▸ The task:
What follows is a set of records, each of which is to be written out exactly.

▸ Material provided:
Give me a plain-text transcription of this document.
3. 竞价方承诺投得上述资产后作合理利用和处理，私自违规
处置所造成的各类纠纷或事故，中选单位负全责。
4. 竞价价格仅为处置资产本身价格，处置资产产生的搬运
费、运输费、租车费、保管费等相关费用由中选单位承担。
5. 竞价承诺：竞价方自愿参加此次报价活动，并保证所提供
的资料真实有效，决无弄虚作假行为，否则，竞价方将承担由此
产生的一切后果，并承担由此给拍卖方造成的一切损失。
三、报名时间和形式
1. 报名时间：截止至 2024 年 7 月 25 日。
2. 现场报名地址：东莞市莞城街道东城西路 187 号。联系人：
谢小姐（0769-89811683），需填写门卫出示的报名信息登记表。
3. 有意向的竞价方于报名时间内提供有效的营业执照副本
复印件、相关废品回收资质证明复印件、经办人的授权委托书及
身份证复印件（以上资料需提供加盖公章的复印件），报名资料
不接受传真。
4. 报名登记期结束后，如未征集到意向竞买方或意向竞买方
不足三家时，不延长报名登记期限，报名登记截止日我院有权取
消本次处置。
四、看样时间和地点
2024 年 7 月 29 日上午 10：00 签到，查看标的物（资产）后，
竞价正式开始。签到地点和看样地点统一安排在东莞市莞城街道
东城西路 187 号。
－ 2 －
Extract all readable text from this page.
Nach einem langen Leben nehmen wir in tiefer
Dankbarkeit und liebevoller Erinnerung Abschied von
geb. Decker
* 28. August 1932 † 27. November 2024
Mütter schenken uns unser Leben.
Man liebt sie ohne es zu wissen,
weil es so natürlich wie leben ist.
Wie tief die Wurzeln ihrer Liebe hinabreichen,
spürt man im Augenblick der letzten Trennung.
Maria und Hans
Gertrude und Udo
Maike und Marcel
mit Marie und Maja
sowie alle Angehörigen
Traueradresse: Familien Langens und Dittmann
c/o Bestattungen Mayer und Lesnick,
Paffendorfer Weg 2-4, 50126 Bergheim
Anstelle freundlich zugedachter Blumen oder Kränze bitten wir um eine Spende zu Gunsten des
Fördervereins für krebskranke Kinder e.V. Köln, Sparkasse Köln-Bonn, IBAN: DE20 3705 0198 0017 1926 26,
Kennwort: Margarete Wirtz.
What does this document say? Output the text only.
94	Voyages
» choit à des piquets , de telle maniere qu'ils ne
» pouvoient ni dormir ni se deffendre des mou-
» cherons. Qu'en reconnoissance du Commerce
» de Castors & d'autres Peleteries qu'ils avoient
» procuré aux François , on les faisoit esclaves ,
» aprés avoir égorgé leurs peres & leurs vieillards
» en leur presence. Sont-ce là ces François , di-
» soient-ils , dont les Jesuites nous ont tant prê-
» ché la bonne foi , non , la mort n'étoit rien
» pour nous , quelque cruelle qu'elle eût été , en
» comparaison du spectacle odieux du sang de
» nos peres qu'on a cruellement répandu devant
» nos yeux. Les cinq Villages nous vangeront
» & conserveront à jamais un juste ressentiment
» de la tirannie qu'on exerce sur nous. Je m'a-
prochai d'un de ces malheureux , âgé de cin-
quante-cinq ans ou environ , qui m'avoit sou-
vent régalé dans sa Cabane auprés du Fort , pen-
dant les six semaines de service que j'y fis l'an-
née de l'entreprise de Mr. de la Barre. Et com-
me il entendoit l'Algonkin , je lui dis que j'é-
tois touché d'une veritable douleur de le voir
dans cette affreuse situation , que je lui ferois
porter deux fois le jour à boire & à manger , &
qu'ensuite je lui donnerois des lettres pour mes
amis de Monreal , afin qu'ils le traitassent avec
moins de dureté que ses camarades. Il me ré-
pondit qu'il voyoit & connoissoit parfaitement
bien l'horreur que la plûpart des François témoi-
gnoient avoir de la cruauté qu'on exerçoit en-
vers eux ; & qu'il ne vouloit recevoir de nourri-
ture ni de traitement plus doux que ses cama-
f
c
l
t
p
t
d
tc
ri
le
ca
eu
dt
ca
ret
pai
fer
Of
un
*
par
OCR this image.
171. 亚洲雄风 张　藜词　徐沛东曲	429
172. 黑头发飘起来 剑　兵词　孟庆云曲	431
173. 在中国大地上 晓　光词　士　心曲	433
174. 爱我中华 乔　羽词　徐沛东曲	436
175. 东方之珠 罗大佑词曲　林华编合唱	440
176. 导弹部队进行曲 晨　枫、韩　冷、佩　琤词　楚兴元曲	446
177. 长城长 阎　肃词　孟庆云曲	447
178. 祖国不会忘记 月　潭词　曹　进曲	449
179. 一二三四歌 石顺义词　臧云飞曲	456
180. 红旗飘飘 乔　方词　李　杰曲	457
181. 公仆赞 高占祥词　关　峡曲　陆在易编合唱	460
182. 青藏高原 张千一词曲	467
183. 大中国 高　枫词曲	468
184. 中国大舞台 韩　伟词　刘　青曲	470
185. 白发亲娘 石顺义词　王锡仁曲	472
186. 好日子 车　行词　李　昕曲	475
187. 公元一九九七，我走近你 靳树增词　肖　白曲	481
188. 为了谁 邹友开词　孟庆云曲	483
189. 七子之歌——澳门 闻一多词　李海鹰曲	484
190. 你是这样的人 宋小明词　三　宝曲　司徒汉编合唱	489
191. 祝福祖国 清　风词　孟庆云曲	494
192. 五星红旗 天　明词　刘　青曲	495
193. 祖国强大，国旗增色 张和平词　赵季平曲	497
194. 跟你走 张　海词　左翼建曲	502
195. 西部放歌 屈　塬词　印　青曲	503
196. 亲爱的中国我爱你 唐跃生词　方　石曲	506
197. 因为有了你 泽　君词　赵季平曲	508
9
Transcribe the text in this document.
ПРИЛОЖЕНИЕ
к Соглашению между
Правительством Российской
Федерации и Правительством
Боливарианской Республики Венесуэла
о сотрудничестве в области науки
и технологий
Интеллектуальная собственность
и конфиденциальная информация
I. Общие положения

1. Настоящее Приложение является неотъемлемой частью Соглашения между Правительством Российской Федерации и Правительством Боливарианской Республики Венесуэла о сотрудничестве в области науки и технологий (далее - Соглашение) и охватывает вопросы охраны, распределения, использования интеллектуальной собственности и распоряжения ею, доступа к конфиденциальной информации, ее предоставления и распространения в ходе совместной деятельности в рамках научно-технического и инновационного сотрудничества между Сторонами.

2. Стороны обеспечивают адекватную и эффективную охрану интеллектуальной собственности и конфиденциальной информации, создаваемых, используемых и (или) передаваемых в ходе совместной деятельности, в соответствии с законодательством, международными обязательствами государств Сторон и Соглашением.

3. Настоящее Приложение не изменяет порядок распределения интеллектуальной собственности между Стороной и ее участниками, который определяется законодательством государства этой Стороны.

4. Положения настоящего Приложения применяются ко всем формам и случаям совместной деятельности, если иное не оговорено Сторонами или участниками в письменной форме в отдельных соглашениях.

▸ The response:
Give me a plain-text transcription of this document.
3. 竞价方承诺投得上述资产后作合理利用和处理，私自违规
处置所造成的各类纠纷或事故，中选单位负全责。
4. 竞价价格仅为处置资产本身价格，处置资产产生的搬运
费、运输费、租车费、保管费等相关费用由中选单位承担。
5. 竞价承诺：竞价方自愿参加此次报价活动，并保证所提供
的资料真实有效，决无弄虚作假行为，否则，竞价方将承担由此
产生的一切后果，并承担由此给拍卖方造成的一切损失。
三、报名时间和形式
1. 报名时间：截止至 2024 年 7 月 25 日。
2. 现场报名地址：东莞市莞城街道东城西路 187 号。联系人：
谢小姐（0769-89811683），需填写门卫出示的报名信息登记表。
3. 有意向的竞价方于报名时间内提供有效的营业执照副本
复印件、相关废品回收资质证明复印件、经办人的授权委托书及
身份证复印件（以上资料需提供加盖公章的复印件），报名资料
不接受传真。
4. 报名登记期结束后，如未征集到意向竞买方或意向竞买方
不足三家时，不延长报名登记期限，报名登记截止日我院有权取
消本次处置。
四、看样时间和地点
2024 年 7 月 29 日上午 10：00 签到，查看标的物（资产）后，
竞价正式开始。签到地点和看样地点统一安排在东莞市莞城街道
东城西路 187 号。
－ 2 －
Extract all readable text from this page.
Nach einem langen Leben nehmen wir in tiefer
Dankbarkeit und liebevoller Erinnerung Abschied von
geb. Decker
* 28. August 1932 † 27. November 2024
Mütter schenken uns unser Leben.
Man liebt sie ohne es zu wissen,
weil es so natürlich wie leben ist.
Wie tief die Wurzeln ihrer Liebe hinabreichen,
spürt man im Augenblick der letzten Trennung.
Maria und Hans
Gertrude und Udo
Maike und Marcel
mit Marie und Maja
sowie alle Angehörigen
Traueradresse: Familien Langens und Dittmann
c/o Bestattungen Mayer und Lesnick,
Paffendorfer Weg 2-4, 50126 Bergheim
Anstelle freundlich zugedachter Blumen oder Kränze bitten wir um eine Spende zu Gunsten des
Fördervereins für krebskranke Kinder e.V. Köln, Sparkasse Köln-Bonn, IBAN: DE20 3705 0198 0017 1926 26,
Kennwort: Margarete Wirtz.
What does this document say? Output the text only.
94	Voyages
» choit à des piquets , de telle maniere qu'ils ne
» pouvoient ni dormir ni se deffendre des mou-
» cherons. Qu'en reconnoissance du Commerce
» de Castors & d'autres Peleteries qu'ils avoient
» procuré aux François , on les faisoit esclaves ,
» aprés avoir égorgé leurs peres & leurs vieillards
» en leur presence. Sont-ce là ces François , di-
» soient-ils , dont les Jesuites nous ont tant prê-
» ché la bonne foi , non , la mort n'étoit rien
» pour nous , quelque cruelle qu'elle eût été , en
» comparaison du spectacle odieux du sang de
» nos peres qu'on a cruellement répandu devant
» nos yeux. Les cinq Villages nous vangeront
» & conserveront à jamais un juste ressentiment
» de la tirannie qu'on exerce sur nous. Je m'a-
prochai d'un de ces malheureux , âgé de cin-
quante-cinq ans ou environ , qui m'avoit sou-
vent régalé dans sa Cabane auprés du Fort , pen-
dant les six semaines de service que j'y fis l'an-
née de l'entreprise de Mr. de la Barre. Et com-
me il entendoit l'Algonkin , je lui dis que j'é-
tois touché d'une veritable douleur de le voir
dans cette affreuse situation , que je lui ferois
porter deux fois le jour à boire & à manger , &
qu'ensuite je lui donnerois des lettres pour mes
amis de Monreal , afin qu'ils le traitassent avec
moins de dureté que ses camarades. Il me ré-
pondit qu'il voyoit & connoissoit parfaitement
bien l'horreur que la plûpart des François témoi-
gnoient avoir de la cruauté qu'on exerçoit en-
vers eux ; & qu'il ne vouloit recevoir de nourri-
ture ni de traitement plus doux que ses cama-
f
c
l
t
p
t
d
tc
ri
le
ca
eu
dt
ca
ret
pai
fer
Of
un
*
par
OCR this image.
171. 亚洲雄风 张　藜词　徐沛东曲	429
172. 黑头发飘起来 剑　兵词　孟庆云曲	431
173. 在中国大地上 晓　光词　士　心曲	433
174. 爱我中华 乔　羽词　徐沛东曲	436
175. 东方之珠 罗大佑词曲　林华编合唱	440
176. 导弹部队进行曲 晨　枫、韩　冷、佩　琤词　楚兴元曲	446
177. 长城长 阎　肃词　孟庆云曲	447
178. 祖国不会忘记 月　潭词　曹　进曲	449
179. 一二三四歌 石顺义词　臧云飞曲	456
180. 红旗飘飘 乔　方词　李　杰曲	457
181. 公仆赞 高占祥词　关　峡曲　陆在易编合唱	460
182. 青藏高原 张千一词曲	467
183. 大中国 高　枫词曲	468
184. 中国大舞台 韩　伟词　刘　青曲	470
185. 白发亲娘 石顺义词　王锡仁曲	472
186. 好日子 车　行词　李　昕曲	475
187. 公元一九九七，我走近你 靳树增词　肖　白曲	481
188. 为了谁 邹友开词　孟庆云曲	483
189. 七子之歌——澳门 闻一多词　李海鹰曲	484
190. 你是这样的人 宋小明词　三　宝曲　司徒汉编合唱	489
191. 祝福祖国 清　风词　孟庆云曲	494
192. 五星红旗 天　明词　刘　青曲	495
193. 祖国强大，国旗增色 张和平词　赵季平曲	497
194. 跟你走 张　海词　左翼建曲	502
195. 西部放歌 屈　塬词　印　青曲	503
196. 亲爱的中国我爱你 唐跃生词　方　石曲	506
197. 因为有了你 泽　君词　赵季平曲	508
9
Transcribe the text in this document.
ПРИЛОЖЕНИЕ
к Соглашению между
Правительством Российской
Федерации и Правительством
Боливарианской Республики Венесуэла
о сотрудничестве в области науки
и технологий
Интеллектуальная собственность
и конфиденциальная информация
I. Общие положения

1. Настоящее Приложение является неотъемлемой частью Соглашения между Правительством Российской Федерации и Правительством Боливарианской Республики Венесуэла о сотрудничестве в области науки и технологий (далее - Соглашение) и охватывает вопросы охраны, распределения, использования интеллектуальной собственности и распоряжения ею, доступа к конфиденциальной информации, ее предоставления и распространения в ходе совместной деятельности в рамках научно-технического и инновационного сотрудничества между Сторонами.

2. Стороны обеспечивают адекватную и эффективную охрану интеллектуальной собственности и конфиденциальной информации, создаваемых, используемых и (или) передаваемых в ходе совместной деятельности, в соответствии с законодательством, международными обязательствами государств Сторон и Соглашением.

3. Настоящее Приложение не изменяет порядок распределения интеллектуальной собственности между Стороной и ее участниками, который определяется законодательством государства этой Стороны.

4. Положения настоящего Приложения применяются ко всем формам и случаям совместной деятельности, если иное не оговорено Сторонами или участниками в письменной форме в отдельных соглашениях.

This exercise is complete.